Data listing
** begin **
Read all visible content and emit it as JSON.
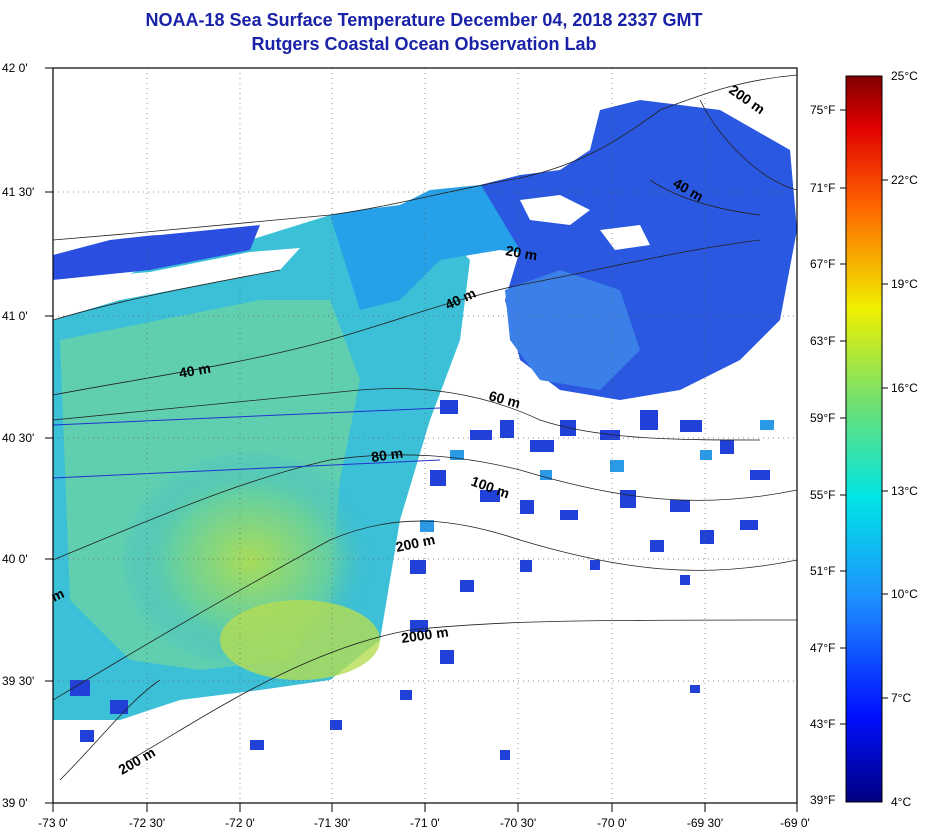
{
  "title": {
    "line1": "NOAA-18 Sea Surface Temperature December 04, 2018 2337 GMT",
    "line2": "Rutgers Coastal Ocean Observation Lab"
  },
  "lat_labels": [
    "42 0'",
    "41 30'",
    "41 0'",
    "40 30'",
    "40 0'",
    "39 30'",
    "39 0'"
  ],
  "lon_labels": [
    "-73 0'",
    "-72 30'",
    "-72 0'",
    "-71 30'",
    "-71 0'",
    "-70 30'",
    "-70 0'",
    "-69 30'",
    "-69 0'"
  ],
  "fahrenheit_labels": [
    "75°F",
    "71°F",
    "67°F",
    "63°F",
    "59°F",
    "55°F",
    "51°F",
    "47°F",
    "43°F",
    "39°F"
  ],
  "celsius_labels": [
    "25°C",
    "22°C",
    "19°C",
    "16°C",
    "13°C",
    "10°C",
    "7°C",
    "4°C"
  ],
  "isobath_labels": [
    "200 m",
    "40 m",
    "20 m",
    "40 m",
    "40 m",
    "60 m",
    "80 m",
    "100 m",
    "200 m",
    "2000 m",
    "m",
    "200 m"
  ],
  "colors": {
    "title": "#1a22a8",
    "land": "#ffffff",
    "cold_water": "#2244d8",
    "mid_water": "#22a8e0",
    "warm_water": "#8ed48a"
  }
}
** end **
▶ Task to complete:
Without the pictures, restate each entry exactly.

▶ Response:
Read all visible content and emit it as JSON.
{
  "title": {
    "line1": "NOAA-18 Sea Surface Temperature December 04, 2018 2337 GMT",
    "line2": "Rutgers Coastal Ocean Observation Lab"
  },
  "lat_labels": [
    "42 0'",
    "41 30'",
    "41 0'",
    "40 30'",
    "40 0'",
    "39 30'",
    "39 0'"
  ],
  "lon_labels": [
    "-73 0'",
    "-72 30'",
    "-72 0'",
    "-71 30'",
    "-71 0'",
    "-70 30'",
    "-70 0'",
    "-69 30'",
    "-69 0'"
  ],
  "fahrenheit_labels": [
    "75°F",
    "71°F",
    "67°F",
    "63°F",
    "59°F",
    "55°F",
    "51°F",
    "47°F",
    "43°F",
    "39°F"
  ],
  "celsius_labels": [
    "25°C",
    "22°C",
    "19°C",
    "16°C",
    "13°C",
    "10°C",
    "7°C",
    "4°C"
  ],
  "isobath_labels": [
    "200 m",
    "40 m",
    "20 m",
    "40 m",
    "40 m",
    "60 m",
    "80 m",
    "100 m",
    "200 m",
    "2000 m",
    "m",
    "200 m"
  ],
  "colors": {
    "title": "#1a22a8",
    "land": "#ffffff",
    "cold_water": "#2244d8",
    "mid_water": "#22a8e0",
    "warm_water": "#8ed48a"
  }
}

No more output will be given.